Given instruction: Count the lines in the data below where the string "JSON" occurs, please, and give the number alone.

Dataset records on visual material
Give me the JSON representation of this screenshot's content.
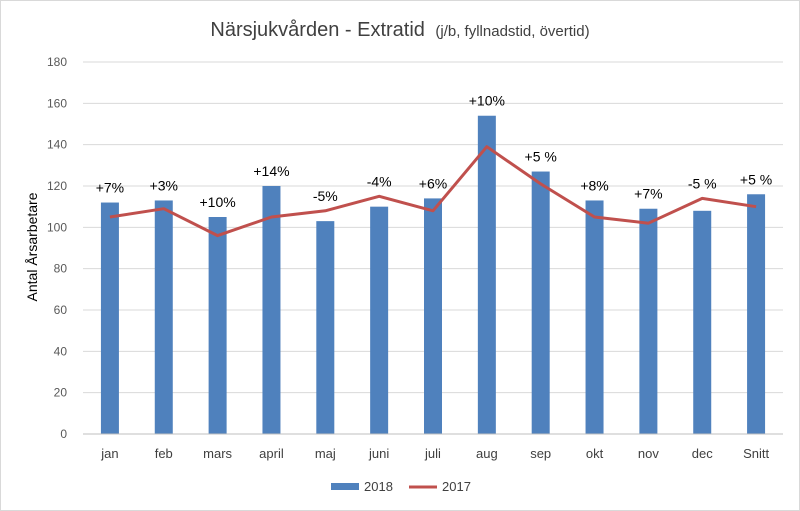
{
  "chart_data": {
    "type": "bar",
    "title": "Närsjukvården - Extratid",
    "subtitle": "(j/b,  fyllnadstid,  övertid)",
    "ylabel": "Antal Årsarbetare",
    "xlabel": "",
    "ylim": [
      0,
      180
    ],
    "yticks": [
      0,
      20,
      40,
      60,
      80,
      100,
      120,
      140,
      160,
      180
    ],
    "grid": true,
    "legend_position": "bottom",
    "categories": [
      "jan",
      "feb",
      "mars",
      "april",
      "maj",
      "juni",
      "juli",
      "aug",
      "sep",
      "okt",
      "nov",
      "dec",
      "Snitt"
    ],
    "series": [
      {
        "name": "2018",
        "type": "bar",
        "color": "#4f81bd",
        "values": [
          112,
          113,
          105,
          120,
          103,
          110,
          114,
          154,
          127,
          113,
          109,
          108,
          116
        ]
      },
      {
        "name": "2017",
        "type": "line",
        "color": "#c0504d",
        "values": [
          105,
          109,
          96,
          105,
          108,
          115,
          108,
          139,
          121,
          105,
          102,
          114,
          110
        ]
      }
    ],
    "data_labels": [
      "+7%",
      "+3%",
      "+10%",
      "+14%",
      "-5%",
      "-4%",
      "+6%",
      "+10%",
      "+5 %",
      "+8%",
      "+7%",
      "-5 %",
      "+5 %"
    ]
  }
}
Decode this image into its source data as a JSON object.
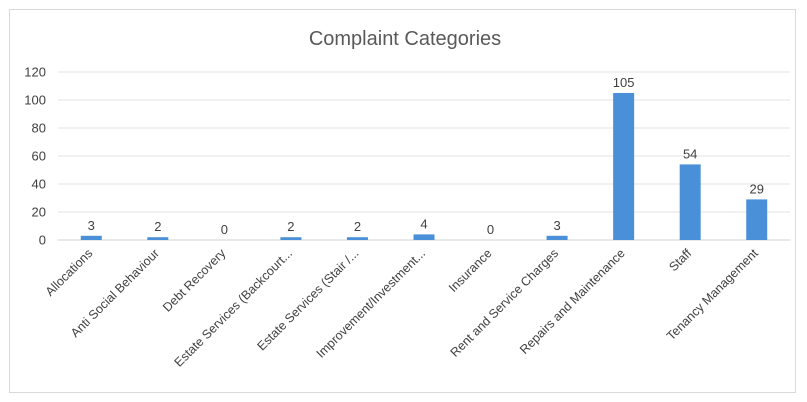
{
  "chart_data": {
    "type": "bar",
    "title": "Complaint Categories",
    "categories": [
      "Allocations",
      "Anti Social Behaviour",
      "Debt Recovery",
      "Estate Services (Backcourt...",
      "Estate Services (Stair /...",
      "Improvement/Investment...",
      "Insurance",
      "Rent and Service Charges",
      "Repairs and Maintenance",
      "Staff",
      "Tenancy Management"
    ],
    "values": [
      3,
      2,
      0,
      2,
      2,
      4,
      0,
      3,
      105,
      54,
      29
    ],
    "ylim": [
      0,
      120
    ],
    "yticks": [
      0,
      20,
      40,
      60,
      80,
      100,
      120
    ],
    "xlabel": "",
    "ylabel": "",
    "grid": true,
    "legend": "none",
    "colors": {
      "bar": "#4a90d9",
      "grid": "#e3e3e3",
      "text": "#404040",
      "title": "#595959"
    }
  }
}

Result: 2